> [The tasks]:
1 – Update the passage on Gwendolyn and Robert's farm from "Both Gwendolyn and" up to and including "conventional grocery stores.", putting "field crops" in place of "row crops" each time it occurs.
2 – Write what comes next in the passage on the Williams Vegetable Farm, starting after its final sentence.

Both Gwendolyn and Robert grew up gardening, with a special connection to the land and the food they consumed. Gwendolyn currently works in home health, but will be contributing to growing and farm operations. Robert has been conventionally farming row crops (including soy, corn, milo, wheat) on leased property for over 15 years. In 1991, Robert was discriminated against in loans for land ownership and was a claimant in the Pigford vs. Glickman class action lawsuit, which he won. This experience dampened his interest in farming for many years. Before farming row crops, Robert shared a garden, growing vegetables with his brother Lester. Lester will mentor Robert as he transitions the land back to natural, human-scale farming. Robert has long desired to return to farming vegetables and away from consuming the chemical-ridden food commonly found at conventional grocery stores.
Robert wants to get back to his roots and grow the foods his family ate growing up. He wants to provide his grandchildren with plentiful options for nutritious and fresh, delicious food that represents their heritage and culture. Over time they’ll introduce other fruits and vegetables into the mix, including plans to start an orchard with pear and persimmon trees. While Williams Vegetable Farm is a new operation, Gwendolyn and Robert have already established significant community and organization support for their farming and administrative operations. They have market channels through family farming connections and a robust support network of other local and regional farmers and organizations, most notably SPROUT NOLA. Much of the produce grown at the Williams Vegetable Farm will be sold through a farm-to-school program, providing fresh, nutrient-rich produce for children in their community.

> [Data lines]:
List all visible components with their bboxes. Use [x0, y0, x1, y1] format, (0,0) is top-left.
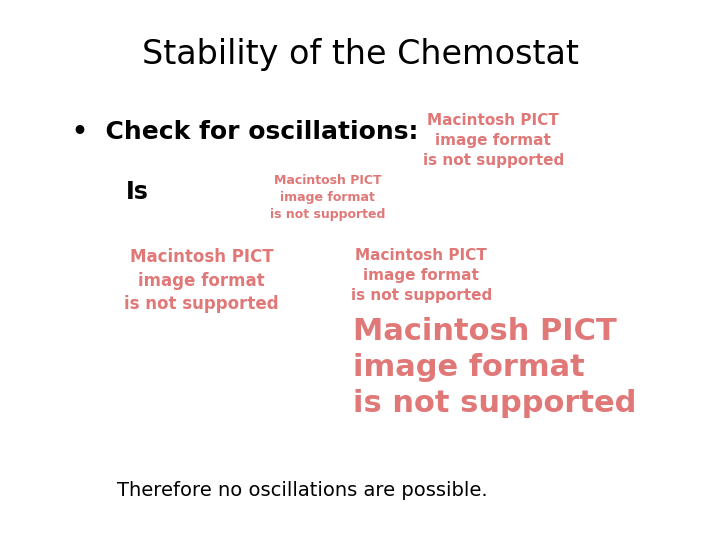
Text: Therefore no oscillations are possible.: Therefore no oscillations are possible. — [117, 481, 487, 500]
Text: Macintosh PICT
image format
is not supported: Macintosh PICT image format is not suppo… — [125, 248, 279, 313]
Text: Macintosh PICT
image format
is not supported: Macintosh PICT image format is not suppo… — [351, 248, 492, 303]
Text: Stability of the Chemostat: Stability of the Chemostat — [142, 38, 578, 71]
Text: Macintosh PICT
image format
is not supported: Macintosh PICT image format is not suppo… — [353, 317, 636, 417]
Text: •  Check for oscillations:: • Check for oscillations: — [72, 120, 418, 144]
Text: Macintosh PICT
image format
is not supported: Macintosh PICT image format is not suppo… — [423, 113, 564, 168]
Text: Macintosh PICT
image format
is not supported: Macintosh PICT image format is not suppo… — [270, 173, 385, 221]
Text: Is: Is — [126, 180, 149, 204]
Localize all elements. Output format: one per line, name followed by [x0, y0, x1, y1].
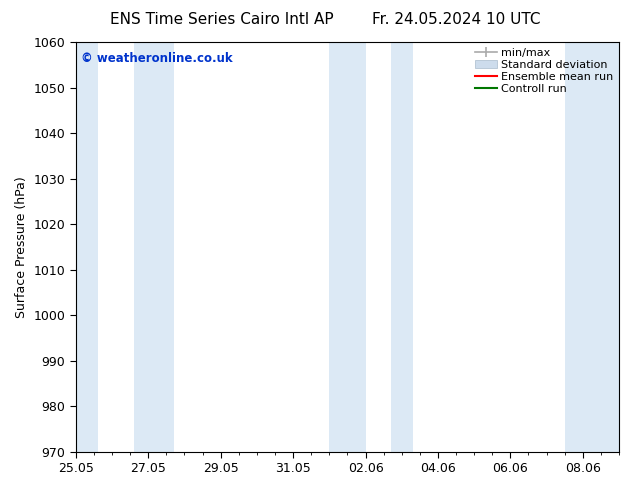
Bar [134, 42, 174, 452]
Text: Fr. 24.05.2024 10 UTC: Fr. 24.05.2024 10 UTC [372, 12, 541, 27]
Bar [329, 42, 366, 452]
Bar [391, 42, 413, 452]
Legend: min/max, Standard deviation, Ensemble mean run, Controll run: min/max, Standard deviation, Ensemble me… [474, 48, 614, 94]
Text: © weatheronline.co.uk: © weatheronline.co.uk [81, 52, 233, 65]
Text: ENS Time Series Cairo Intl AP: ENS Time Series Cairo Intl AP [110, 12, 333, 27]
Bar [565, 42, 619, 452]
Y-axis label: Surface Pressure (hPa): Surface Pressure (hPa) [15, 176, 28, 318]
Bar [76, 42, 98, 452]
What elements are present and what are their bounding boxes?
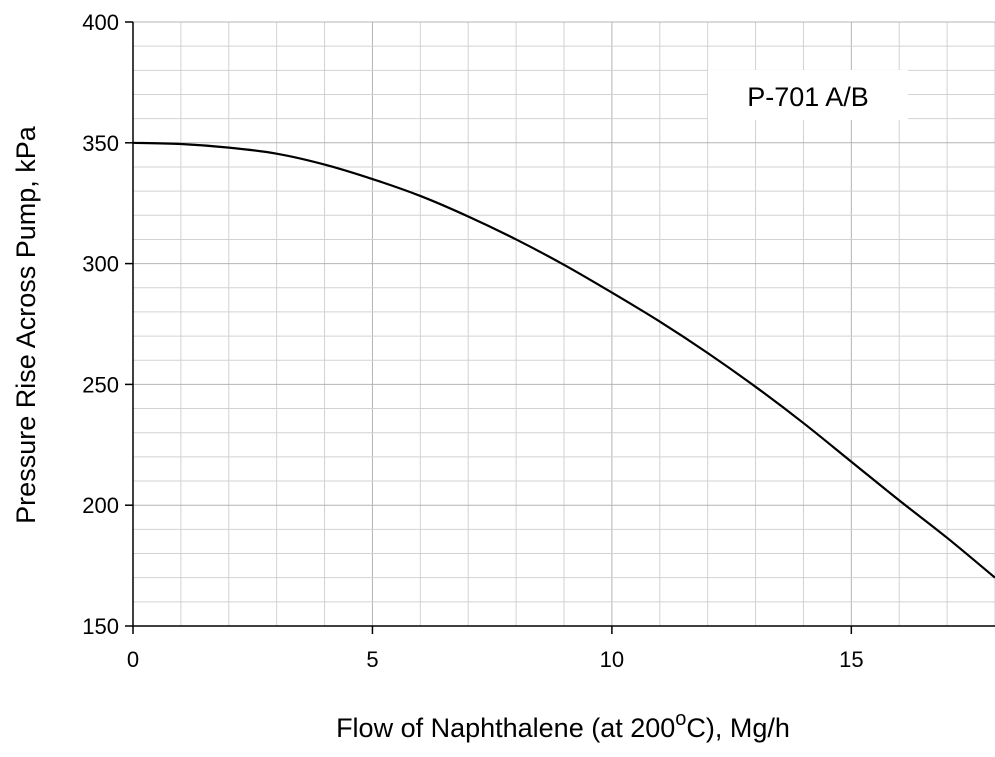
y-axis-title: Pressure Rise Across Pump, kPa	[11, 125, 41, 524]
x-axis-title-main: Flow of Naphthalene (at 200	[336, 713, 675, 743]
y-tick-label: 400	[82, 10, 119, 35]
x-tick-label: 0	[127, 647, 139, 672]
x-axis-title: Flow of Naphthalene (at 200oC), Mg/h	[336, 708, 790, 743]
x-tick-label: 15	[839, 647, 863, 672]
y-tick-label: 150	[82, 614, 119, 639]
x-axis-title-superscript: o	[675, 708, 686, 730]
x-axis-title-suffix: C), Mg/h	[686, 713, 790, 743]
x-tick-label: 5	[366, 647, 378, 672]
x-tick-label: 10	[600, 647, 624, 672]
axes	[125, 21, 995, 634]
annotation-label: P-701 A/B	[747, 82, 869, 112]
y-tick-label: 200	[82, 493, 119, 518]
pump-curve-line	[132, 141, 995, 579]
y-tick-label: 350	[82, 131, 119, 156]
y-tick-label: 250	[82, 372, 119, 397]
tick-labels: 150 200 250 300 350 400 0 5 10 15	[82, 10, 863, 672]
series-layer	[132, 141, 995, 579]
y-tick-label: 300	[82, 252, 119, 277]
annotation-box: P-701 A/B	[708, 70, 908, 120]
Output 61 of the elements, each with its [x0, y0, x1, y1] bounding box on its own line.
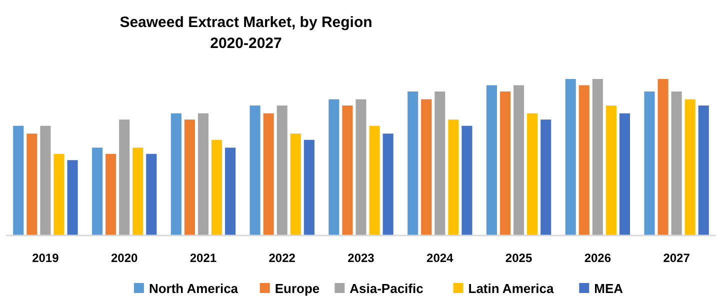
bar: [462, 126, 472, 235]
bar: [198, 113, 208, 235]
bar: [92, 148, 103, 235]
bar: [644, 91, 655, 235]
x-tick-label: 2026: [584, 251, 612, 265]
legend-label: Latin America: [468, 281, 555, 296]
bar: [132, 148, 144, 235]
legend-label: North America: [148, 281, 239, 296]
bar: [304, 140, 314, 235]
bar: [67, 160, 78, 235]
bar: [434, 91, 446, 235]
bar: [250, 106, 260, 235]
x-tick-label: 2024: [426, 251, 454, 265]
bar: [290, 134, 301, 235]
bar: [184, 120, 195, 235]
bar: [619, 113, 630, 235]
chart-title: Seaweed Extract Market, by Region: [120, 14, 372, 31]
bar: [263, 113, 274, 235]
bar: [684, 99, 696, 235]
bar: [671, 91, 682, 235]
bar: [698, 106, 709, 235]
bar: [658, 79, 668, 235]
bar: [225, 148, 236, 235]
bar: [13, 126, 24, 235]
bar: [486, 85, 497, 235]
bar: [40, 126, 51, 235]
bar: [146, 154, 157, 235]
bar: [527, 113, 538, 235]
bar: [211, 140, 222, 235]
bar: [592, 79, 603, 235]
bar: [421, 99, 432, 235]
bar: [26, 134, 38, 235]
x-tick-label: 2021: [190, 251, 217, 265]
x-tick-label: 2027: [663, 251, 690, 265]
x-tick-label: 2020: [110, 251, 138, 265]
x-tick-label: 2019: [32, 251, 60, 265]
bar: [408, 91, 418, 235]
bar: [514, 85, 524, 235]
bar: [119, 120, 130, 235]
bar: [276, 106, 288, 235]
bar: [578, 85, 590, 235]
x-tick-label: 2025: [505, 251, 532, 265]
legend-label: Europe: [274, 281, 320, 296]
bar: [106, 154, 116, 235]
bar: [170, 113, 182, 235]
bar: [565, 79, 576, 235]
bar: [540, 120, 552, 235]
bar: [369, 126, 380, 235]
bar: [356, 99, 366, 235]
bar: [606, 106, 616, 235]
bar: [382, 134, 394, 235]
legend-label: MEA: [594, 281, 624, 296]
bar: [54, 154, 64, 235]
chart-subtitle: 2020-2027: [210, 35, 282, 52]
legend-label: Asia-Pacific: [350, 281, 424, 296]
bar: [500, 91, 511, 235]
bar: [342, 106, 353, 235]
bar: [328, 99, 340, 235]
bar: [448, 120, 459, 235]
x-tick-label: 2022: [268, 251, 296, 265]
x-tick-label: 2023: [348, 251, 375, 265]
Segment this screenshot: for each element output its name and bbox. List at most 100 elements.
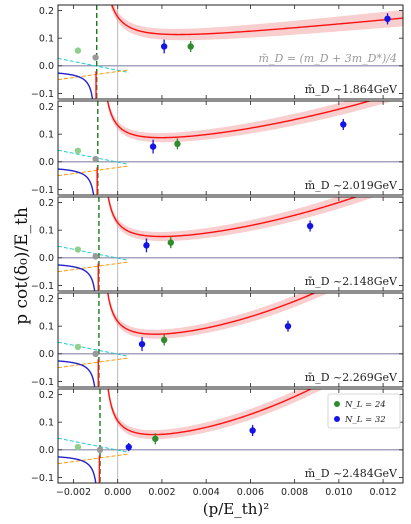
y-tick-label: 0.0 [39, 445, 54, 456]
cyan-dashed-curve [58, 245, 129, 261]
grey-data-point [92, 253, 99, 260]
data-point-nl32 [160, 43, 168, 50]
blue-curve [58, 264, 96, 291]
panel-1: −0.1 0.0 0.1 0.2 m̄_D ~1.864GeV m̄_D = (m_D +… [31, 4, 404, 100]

> [Answers to the tasks]:
1 –
Both Gwendolyn and Robert grew up gardening, with a special connection to the land and the food they consumed. Gwendolyn currently works in home health, but will be contributing to growing and farm operations. Robert has been conventionally farming field crops (including soy, corn, milo, wheat) on leased property for over 15 years. In 1991, Robert was discriminated against in loans for land ownership and was a claimant in the Pigford vs. Glickman class action lawsuit, which he won. This experience dampened his interest in farming for many years. Before farming field crops, Robert shared a garden, growing vegetables with his brother Lester. Lester will mentor Robert as he transitions the land back to natural, human-scale farming. Robert has long desired to return to farming vegetables and away from consuming the chemical-ridden food commonly found at conventional grocery stores.

2 –
Regenerative & Sustainable Practices
Williams Vegetable Farm is a farm in transition. Sitting upon land previously used to grow conventional soy, the Williams are working with Steward, LSU, and SPROUT NOLA to identify appropriate, sustainable, and regenerative farming practices to establish a holistic management approach to growing vegetables for years to come. This process entails:
- Creating a comprehensive plan with Steward for a full transition away from synthetic inputs in a year’s time. The plan will switch the land from being farmed with conventional methods back to the way their great grandparents farmed--practices that are more aligned with the seasons and promote a healthy, biodiverse ecosystem.
- Implementing cover cropping and a robust composting plan to fix nitrogen in the soil naturally, improve soil fertility, and end dependence on nitrogen-based additives.